**WORK REQUIRED**
Report back each line of the records that contains the string "this".
** START **
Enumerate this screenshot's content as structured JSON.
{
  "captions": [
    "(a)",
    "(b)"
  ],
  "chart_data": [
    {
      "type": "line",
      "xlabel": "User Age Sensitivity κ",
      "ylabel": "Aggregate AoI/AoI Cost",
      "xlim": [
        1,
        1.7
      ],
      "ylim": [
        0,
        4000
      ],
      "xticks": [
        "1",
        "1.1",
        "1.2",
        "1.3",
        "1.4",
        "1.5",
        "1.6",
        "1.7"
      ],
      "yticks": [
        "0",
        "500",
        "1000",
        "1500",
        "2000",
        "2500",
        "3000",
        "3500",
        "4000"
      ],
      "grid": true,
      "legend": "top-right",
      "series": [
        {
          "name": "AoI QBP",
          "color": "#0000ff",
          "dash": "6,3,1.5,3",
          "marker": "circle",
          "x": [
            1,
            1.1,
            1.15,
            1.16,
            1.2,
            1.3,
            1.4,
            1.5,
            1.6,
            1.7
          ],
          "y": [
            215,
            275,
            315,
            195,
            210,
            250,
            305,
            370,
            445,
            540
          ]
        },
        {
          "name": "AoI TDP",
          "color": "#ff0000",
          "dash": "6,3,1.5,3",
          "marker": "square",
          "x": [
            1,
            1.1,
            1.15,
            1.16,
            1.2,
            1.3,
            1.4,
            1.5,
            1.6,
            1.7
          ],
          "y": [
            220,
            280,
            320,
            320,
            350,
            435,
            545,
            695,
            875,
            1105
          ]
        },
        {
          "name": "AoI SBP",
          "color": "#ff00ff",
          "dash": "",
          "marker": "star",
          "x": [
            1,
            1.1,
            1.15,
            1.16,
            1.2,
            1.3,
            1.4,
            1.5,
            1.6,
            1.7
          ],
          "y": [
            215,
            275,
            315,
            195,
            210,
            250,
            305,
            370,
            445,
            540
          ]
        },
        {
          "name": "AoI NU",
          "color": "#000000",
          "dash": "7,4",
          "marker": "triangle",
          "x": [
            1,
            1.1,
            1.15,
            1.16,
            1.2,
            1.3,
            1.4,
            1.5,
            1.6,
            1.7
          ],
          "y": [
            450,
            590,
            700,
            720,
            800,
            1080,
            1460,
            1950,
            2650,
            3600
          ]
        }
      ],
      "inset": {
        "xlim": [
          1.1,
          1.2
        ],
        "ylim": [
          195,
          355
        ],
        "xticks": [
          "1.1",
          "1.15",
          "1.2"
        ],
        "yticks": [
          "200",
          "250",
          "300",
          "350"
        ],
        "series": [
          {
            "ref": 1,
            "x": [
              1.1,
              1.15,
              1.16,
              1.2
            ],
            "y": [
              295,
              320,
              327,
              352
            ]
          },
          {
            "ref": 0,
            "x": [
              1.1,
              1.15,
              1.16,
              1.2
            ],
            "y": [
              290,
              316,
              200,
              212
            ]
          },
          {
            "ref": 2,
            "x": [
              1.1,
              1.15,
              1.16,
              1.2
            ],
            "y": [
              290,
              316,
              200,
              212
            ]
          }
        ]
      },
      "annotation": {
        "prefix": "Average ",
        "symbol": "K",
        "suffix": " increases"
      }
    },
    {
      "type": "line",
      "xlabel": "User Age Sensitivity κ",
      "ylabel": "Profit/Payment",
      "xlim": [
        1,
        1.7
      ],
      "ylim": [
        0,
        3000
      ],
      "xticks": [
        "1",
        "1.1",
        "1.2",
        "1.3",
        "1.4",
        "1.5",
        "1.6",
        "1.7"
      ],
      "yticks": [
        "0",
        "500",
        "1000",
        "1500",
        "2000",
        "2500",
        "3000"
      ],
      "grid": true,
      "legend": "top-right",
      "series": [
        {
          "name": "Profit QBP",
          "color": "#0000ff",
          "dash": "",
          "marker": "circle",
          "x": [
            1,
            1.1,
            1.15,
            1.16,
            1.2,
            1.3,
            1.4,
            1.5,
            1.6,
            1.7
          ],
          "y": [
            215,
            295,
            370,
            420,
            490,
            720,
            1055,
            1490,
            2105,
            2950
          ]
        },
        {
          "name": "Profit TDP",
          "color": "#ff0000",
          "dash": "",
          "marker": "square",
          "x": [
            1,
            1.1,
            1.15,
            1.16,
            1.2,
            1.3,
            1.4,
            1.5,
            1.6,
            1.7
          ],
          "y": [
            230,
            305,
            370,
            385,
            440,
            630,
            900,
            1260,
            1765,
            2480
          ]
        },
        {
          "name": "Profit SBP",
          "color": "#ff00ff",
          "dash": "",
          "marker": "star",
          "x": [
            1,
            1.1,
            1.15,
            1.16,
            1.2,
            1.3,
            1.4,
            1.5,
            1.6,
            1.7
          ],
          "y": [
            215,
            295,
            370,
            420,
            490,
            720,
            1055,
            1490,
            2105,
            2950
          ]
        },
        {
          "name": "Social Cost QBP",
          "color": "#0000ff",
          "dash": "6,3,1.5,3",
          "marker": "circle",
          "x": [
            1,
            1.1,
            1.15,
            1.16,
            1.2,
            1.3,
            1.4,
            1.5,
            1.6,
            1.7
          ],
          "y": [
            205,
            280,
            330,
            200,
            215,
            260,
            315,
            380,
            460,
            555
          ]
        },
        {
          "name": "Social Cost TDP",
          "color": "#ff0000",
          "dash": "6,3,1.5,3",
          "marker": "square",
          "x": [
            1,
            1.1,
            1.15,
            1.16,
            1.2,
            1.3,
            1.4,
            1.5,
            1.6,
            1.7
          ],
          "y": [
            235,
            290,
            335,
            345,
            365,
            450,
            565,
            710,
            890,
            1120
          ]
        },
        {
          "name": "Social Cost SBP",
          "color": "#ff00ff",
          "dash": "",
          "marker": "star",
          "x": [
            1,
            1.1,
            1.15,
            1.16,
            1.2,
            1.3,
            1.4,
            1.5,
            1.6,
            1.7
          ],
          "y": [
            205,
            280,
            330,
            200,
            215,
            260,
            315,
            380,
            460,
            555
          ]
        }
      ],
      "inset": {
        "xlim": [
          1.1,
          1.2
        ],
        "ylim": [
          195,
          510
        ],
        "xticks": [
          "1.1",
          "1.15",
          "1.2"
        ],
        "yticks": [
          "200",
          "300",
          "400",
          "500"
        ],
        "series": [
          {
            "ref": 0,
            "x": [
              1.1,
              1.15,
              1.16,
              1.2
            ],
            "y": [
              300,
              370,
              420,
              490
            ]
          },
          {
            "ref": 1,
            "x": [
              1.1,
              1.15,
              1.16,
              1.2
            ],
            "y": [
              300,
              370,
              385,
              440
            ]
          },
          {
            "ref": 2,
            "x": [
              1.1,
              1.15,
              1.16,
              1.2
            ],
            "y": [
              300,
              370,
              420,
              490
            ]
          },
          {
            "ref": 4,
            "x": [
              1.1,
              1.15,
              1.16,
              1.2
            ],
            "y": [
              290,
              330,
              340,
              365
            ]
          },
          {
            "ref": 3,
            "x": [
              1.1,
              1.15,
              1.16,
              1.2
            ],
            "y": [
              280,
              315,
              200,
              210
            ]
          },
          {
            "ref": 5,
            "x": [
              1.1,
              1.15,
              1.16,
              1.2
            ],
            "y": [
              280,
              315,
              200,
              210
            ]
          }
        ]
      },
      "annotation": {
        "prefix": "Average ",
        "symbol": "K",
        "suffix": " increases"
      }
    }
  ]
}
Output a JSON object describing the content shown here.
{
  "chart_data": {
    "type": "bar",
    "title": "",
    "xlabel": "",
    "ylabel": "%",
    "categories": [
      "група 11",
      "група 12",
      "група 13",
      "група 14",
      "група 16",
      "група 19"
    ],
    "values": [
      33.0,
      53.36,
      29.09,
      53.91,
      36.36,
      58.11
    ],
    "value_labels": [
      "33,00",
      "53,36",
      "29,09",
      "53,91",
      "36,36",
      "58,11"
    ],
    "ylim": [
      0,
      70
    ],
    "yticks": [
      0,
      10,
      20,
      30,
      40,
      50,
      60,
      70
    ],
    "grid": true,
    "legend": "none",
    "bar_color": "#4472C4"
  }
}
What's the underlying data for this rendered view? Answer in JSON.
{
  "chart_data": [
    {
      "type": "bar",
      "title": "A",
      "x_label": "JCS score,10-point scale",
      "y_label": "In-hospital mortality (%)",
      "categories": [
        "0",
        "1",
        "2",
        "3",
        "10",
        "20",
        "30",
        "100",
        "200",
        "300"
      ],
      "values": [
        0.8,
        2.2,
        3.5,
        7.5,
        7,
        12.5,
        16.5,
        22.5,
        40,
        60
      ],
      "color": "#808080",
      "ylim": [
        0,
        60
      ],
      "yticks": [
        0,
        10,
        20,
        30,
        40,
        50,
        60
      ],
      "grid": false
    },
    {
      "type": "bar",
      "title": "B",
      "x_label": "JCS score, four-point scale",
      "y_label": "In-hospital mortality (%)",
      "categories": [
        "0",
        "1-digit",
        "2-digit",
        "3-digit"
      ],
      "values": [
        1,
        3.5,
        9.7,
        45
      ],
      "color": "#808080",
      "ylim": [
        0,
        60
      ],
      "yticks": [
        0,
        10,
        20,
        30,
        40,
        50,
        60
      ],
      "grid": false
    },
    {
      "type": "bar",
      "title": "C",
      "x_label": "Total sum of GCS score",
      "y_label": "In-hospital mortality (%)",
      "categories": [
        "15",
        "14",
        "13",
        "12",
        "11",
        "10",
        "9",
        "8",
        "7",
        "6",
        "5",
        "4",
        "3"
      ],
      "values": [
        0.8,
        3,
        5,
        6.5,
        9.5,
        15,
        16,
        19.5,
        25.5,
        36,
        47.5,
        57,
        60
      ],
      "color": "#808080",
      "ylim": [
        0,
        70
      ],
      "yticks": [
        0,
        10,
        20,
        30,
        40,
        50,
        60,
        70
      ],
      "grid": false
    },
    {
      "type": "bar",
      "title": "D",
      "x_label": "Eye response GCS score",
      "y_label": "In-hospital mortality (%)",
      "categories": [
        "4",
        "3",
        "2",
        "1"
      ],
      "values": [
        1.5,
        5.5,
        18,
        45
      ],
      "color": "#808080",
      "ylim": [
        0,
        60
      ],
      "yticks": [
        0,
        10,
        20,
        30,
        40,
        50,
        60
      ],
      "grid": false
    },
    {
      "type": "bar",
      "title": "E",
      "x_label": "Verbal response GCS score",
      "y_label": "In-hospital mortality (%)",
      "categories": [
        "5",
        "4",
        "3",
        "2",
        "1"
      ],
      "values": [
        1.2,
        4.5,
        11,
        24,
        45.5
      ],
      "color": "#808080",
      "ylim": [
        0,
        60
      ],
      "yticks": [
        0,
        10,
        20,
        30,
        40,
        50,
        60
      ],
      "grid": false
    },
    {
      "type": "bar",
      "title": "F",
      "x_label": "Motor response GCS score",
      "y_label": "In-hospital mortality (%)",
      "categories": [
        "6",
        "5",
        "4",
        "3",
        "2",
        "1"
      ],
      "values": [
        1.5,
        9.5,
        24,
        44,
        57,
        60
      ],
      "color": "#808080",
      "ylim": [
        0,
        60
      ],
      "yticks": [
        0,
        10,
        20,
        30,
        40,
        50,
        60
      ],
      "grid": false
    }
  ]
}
** END **
**OUTPUT**
Enumerate this screenshot's content as structured JSON.
What's the underlying data for this rendered view? Answer in JSON.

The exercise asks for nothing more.